[Objective]
Copy out each line that mentions the word "color".

[Begin]

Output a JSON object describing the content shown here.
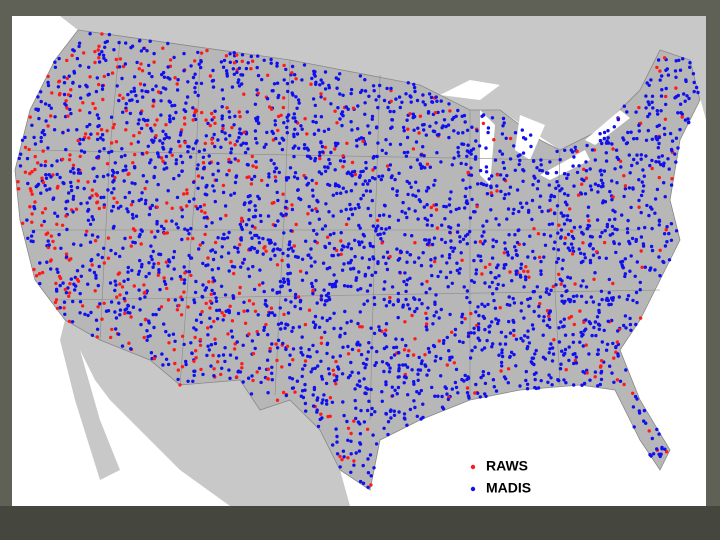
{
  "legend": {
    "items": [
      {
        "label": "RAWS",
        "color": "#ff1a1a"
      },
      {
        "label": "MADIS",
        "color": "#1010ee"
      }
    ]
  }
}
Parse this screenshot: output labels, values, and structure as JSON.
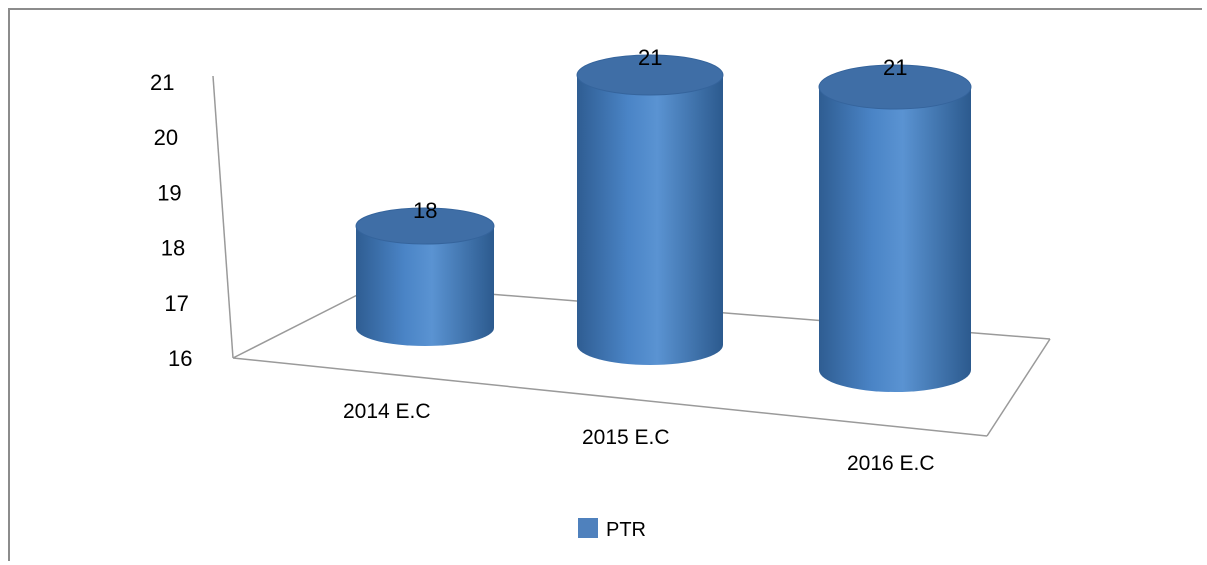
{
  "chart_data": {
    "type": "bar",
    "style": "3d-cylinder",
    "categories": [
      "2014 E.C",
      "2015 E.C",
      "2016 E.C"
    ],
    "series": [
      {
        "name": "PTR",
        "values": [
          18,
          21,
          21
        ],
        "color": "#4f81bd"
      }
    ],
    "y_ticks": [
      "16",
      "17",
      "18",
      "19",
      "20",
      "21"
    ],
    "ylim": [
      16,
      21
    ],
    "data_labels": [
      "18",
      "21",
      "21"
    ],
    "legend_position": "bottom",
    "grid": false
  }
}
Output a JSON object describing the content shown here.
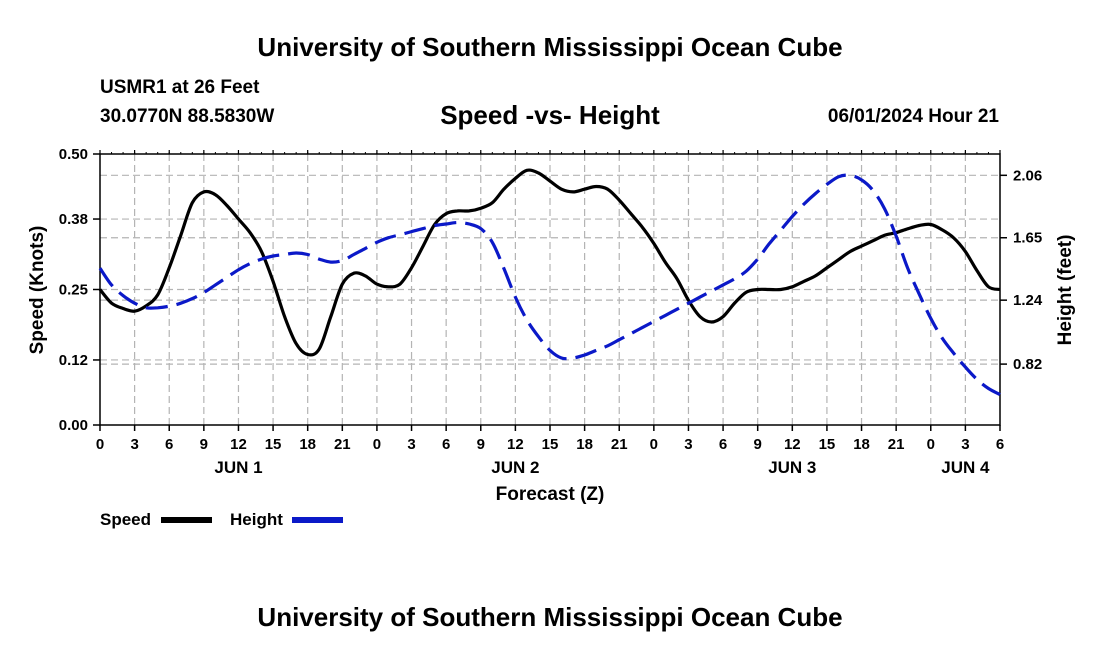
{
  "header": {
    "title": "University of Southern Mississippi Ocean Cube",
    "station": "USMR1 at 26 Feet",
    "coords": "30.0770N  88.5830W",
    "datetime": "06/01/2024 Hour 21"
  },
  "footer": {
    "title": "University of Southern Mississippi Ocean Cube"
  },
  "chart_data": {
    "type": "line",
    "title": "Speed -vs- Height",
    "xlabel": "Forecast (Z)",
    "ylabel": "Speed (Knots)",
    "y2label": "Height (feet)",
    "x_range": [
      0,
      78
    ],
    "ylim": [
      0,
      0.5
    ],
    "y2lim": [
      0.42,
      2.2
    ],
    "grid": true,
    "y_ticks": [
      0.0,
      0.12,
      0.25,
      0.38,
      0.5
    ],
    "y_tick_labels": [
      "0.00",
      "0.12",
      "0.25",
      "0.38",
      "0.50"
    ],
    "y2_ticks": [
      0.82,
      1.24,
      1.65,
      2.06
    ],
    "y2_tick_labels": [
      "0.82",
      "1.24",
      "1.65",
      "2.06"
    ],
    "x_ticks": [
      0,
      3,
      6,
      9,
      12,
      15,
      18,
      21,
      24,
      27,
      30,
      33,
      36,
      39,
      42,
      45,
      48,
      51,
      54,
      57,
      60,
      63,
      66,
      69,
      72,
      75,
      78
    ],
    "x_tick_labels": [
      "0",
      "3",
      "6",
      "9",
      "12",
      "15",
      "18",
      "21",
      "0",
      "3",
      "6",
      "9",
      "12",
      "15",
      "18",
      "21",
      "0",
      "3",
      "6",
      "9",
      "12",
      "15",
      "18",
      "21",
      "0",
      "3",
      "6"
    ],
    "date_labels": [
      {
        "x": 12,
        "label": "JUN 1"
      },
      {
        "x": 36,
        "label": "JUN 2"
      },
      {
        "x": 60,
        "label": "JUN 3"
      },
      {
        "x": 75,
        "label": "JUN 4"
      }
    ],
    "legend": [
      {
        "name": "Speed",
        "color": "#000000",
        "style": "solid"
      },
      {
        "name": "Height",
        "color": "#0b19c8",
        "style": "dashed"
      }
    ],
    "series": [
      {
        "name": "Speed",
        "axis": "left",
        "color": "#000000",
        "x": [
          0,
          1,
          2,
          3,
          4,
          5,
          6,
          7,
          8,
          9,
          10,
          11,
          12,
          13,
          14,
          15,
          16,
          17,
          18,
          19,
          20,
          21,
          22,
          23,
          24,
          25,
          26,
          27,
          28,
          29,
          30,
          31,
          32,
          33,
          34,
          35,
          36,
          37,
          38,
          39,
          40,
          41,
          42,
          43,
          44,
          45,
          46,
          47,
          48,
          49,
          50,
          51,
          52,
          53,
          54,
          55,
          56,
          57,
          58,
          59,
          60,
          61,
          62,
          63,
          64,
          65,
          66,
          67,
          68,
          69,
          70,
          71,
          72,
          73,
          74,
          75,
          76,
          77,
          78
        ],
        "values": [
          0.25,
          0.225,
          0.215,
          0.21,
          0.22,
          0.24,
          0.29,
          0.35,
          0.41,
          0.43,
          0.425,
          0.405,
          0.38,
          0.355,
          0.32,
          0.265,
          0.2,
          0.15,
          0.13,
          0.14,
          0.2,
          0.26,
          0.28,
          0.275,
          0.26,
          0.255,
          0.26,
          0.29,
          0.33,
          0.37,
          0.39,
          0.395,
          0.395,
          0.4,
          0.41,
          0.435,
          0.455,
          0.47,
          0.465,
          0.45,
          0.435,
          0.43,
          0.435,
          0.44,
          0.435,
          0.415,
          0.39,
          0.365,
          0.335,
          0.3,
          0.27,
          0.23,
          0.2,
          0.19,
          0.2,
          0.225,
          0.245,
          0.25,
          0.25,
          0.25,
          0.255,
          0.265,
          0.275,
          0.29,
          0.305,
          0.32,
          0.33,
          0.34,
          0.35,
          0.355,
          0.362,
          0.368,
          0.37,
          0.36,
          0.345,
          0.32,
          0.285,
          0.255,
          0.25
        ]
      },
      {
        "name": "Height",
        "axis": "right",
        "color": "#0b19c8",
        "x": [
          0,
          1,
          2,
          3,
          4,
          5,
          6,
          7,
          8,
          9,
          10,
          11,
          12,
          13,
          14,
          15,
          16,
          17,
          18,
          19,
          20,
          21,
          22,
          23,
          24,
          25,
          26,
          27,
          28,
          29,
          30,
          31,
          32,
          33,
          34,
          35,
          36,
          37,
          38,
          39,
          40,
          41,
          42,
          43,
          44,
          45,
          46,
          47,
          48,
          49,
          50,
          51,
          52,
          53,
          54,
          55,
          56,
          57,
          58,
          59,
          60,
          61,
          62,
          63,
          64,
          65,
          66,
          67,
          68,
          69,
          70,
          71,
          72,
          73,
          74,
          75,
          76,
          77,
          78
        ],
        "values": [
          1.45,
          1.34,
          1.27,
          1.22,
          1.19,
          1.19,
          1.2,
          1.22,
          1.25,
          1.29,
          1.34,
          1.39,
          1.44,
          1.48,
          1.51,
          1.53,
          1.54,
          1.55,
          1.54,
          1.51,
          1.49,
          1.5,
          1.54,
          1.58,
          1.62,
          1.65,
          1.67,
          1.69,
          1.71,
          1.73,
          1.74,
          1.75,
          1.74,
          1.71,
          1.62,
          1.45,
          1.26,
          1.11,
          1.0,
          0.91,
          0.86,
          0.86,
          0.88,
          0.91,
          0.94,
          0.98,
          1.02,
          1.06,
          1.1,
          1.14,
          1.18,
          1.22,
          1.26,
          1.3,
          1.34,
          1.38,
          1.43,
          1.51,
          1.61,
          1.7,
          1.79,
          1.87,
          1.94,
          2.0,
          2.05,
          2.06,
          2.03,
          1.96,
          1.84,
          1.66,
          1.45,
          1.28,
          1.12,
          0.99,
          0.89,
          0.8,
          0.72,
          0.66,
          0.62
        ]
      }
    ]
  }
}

[End]

[Response for this exercise]
        "color": "#ff1a1a"
        "color": "#1010ee"
        "color": "#4f81bd"
        "color": "#000000",
        "color": "#0b19c8",
        "color": "#000000",
        "color": "#0b19c8",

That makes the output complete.